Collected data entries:
%%
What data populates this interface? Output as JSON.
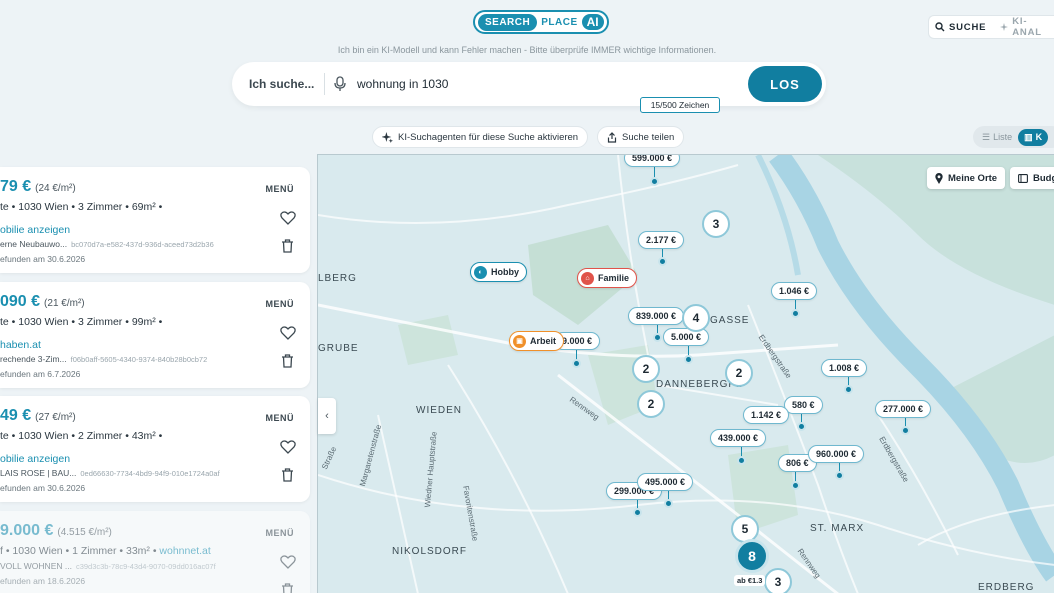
{
  "header": {
    "logo_search": "SEARCH",
    "logo_place": "PLACE",
    "logo_ai": "AI",
    "nav_suche": "SUCHE",
    "nav_ki": "KI-ANAL"
  },
  "disclaimer": "Ich bin ein KI-Modell und kann Fehler machen - Bitte überprüfe IMMER wichtige Informationen.",
  "search": {
    "label": "Ich suche...",
    "value": "wohnung in 1030",
    "button": "LOS",
    "char_count": "15/500 Zeichen"
  },
  "actions": {
    "ki_agents": "KI-Suchagenten für diese Suche aktivieren",
    "share": "Suche teilen",
    "view_list": "Liste",
    "view_map": "K"
  },
  "listings": [
    {
      "price": "79 €",
      "per_sqm": "(24 €/m²)",
      "menu": "MENÜ",
      "details": "te  •  1030 Wien  •  3 Zimmer  •  69m²  •",
      "link": "obilie anzeigen",
      "sub": "erne Neubauwo...",
      "hash": "bc070d7a-e582-437d-936d-aceed73d2b36",
      "found": "efunden am 30.6.2026"
    },
    {
      "price": "090 €",
      "per_sqm": "(21 €/m²)",
      "menu": "MENÜ",
      "details": "te  •  1030 Wien  •  3 Zimmer  •  99m²  •",
      "link": "haben.at",
      "sub": "rechende 3-Zim...",
      "hash": "f06b0aff-5605-4340-9374-840b28b0cb72",
      "found": "efunden am 6.7.2026"
    },
    {
      "price": "49 €",
      "per_sqm": "(27 €/m²)",
      "menu": "MENÜ",
      "details": "te  •  1030 Wien  •  2 Zimmer  •  43m²  •",
      "link": "obilie anzeigen",
      "sub": "LAIS ROSE | BAU...",
      "hash": "0ed66630-7734-4bd9-94f9-010e1724a0af",
      "found": "efunden am 30.6.2026"
    },
    {
      "price": "9.000 €",
      "per_sqm": "(4.515 €/m²)",
      "menu": "MENÜ",
      "details": "f  •  1030 Wien  •  1 Zimmer  •  33m²  •",
      "details_link": "wohnnet.at",
      "sub": "VOLL WOHNEN ...",
      "hash": "c39d3c3b-78c9-43d4-9070-09dd016ac07f",
      "found": "efunden am 18.6.2026"
    }
  ],
  "map": {
    "btn_meine_orte": "Meine Orte",
    "btn_budget": "Budg",
    "districts": [
      "LBERG",
      "GRUBE",
      "WIEDEN",
      "DANNEBERGPL",
      "GASSE",
      "NIKOLSDORF",
      "ST. MARX",
      "ERDBERG"
    ],
    "streets": [
      "Rennweg",
      "Margaretenstraße",
      "Wiedner Hauptstraße",
      "Favoritenstraße",
      "Erdbergstraße",
      "Erdbergstraße",
      "Straße",
      "Rennweg"
    ],
    "prices": [
      "599.000 €",
      "2.177 €",
      "1.046 €",
      "839.000 €",
      "5.000 €",
      "9.000 €",
      "1.008 €",
      "580 €",
      "1.142 €",
      "277.000 €",
      "439.000 €",
      "806 €",
      "960.000 €",
      "495.000 €",
      "299.000 €"
    ],
    "clusters": [
      "3",
      "4",
      "2",
      "2",
      "2",
      "5",
      "8",
      "3"
    ],
    "places": {
      "hobby": "Hobby",
      "familie": "Familie",
      "arbeit": "Arbeit"
    },
    "ab_label": "ab €1.3"
  },
  "colors": {
    "accent": "#117ea0",
    "accent_light": "#1a8fb0",
    "hobby": "#1a8fb0",
    "familie": "#e0534a",
    "arbeit": "#f0902a"
  }
}
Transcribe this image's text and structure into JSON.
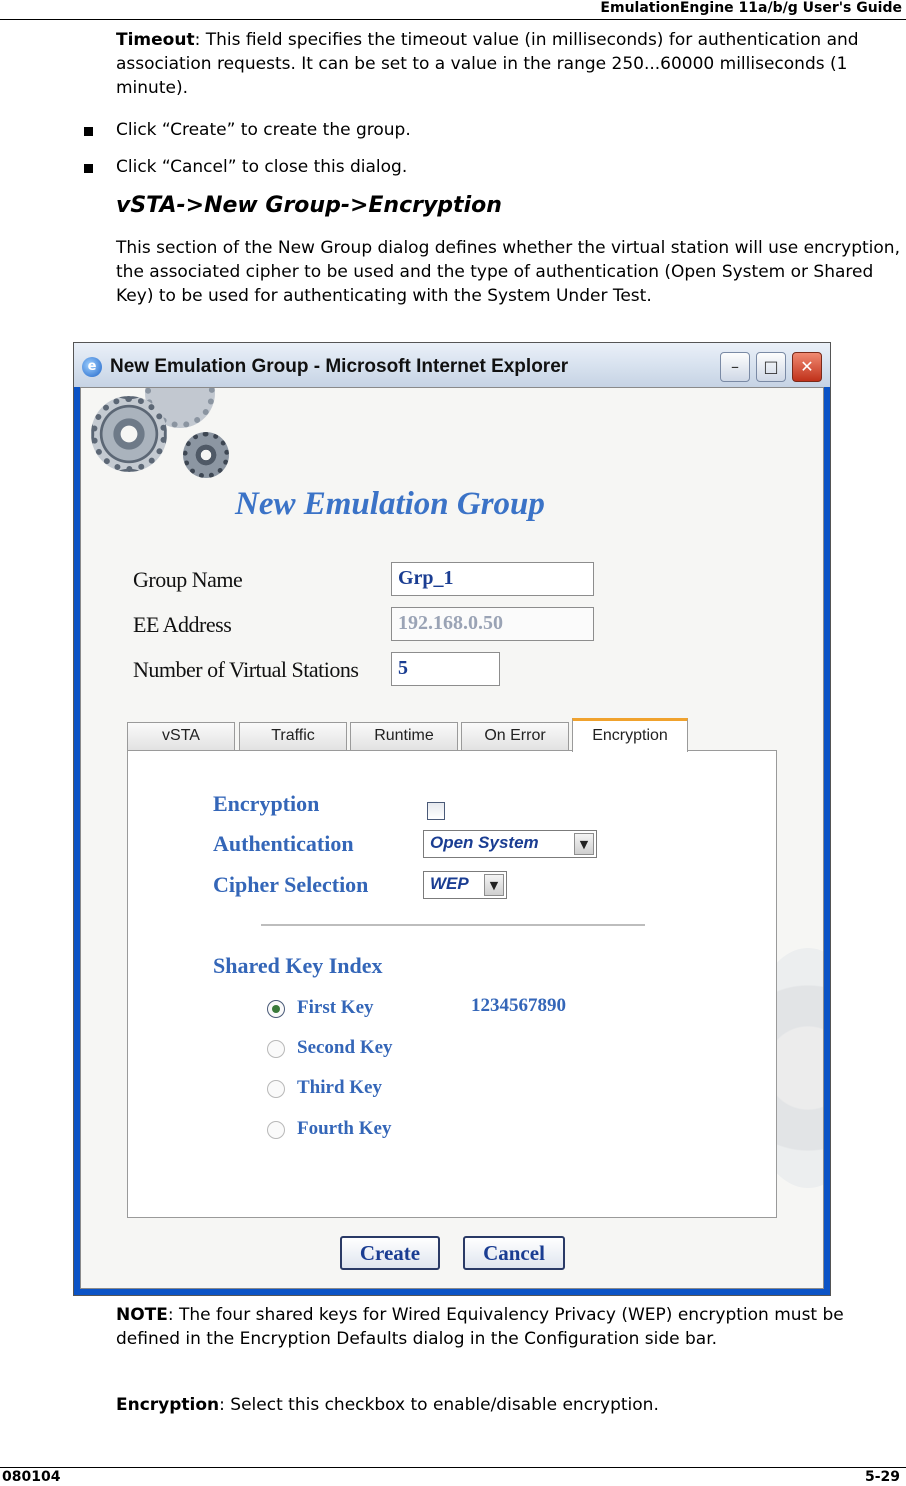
{
  "header": {
    "title": "EmulationEngine 11a/b/g User's Guide"
  },
  "intro": {
    "timeout_term": "Timeout",
    "timeout_text": ": This field specifies the timeout value (in milliseconds) for authentication and association requests. It can be set to a value in the range 250...60000 milliseconds (1 minute)."
  },
  "bullets": [
    "Click “Create” to create the group.",
    "Click “Cancel” to close this dialog."
  ],
  "section": {
    "title": "vSTA->New Group->Encryption",
    "body": "This section of the New Group dialog defines whether the virtual station will use encryption, the associated cipher to be used and the type of authentication (Open System or Shared Key) to be used for authenticating with the System Under Test."
  },
  "window": {
    "title": "New Emulation Group - Microsoft Internet Explorer",
    "app_title": "New Emulation Group",
    "form": {
      "group_name_label": "Group Name",
      "group_name_value": "Grp_1",
      "ee_address_label": "EE Address",
      "ee_address_value": "192.168.0.50",
      "num_stations_label": "Number of Virtual Stations",
      "num_stations_value": "5"
    },
    "tabs": [
      "vSTA",
      "Traffic",
      "Runtime",
      "On Error",
      "Encryption"
    ],
    "active_tab": "Encryption",
    "encryption": {
      "encryption_label": "Encryption",
      "encryption_checked": false,
      "authentication_label": "Authentication",
      "authentication_value": "Open System",
      "cipher_label": "Cipher Selection",
      "cipher_value": "WEP",
      "shared_key_label": "Shared Key Index",
      "keys": [
        "First Key",
        "Second Key",
        "Third Key",
        "Fourth Key"
      ],
      "selected_key": "First Key",
      "key_value": "1234567890"
    },
    "buttons": {
      "create": "Create",
      "cancel": "Cancel"
    }
  },
  "note": {
    "term": "NOTE",
    "text": ": The four shared keys for Wired Equivalency Privacy (WEP) encryption must be defined in the Encryption Defaults dialog in the Configuration side bar."
  },
  "encryption_desc": {
    "term": "Encryption",
    "text": ": Select this checkbox to enable/disable encryption."
  },
  "footer": {
    "left": "080104",
    "right": "5-29"
  },
  "colors": {
    "accent": "#3466b8",
    "tab_highlight": "#f0a22d"
  }
}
%%
▶ STATED TASK
Pull every line containing the word "Open" out of the material and copy it.

▶ RESPONSE FOR THIS EXERCISE
    "body": "This section of the New Group dialog defines whether the virtual station will use encryption, the associated cipher to be used and the type of authentication (Open System or Shared Key) to be used for authenticating with the System Under Test."
      "authentication_value": "Open System",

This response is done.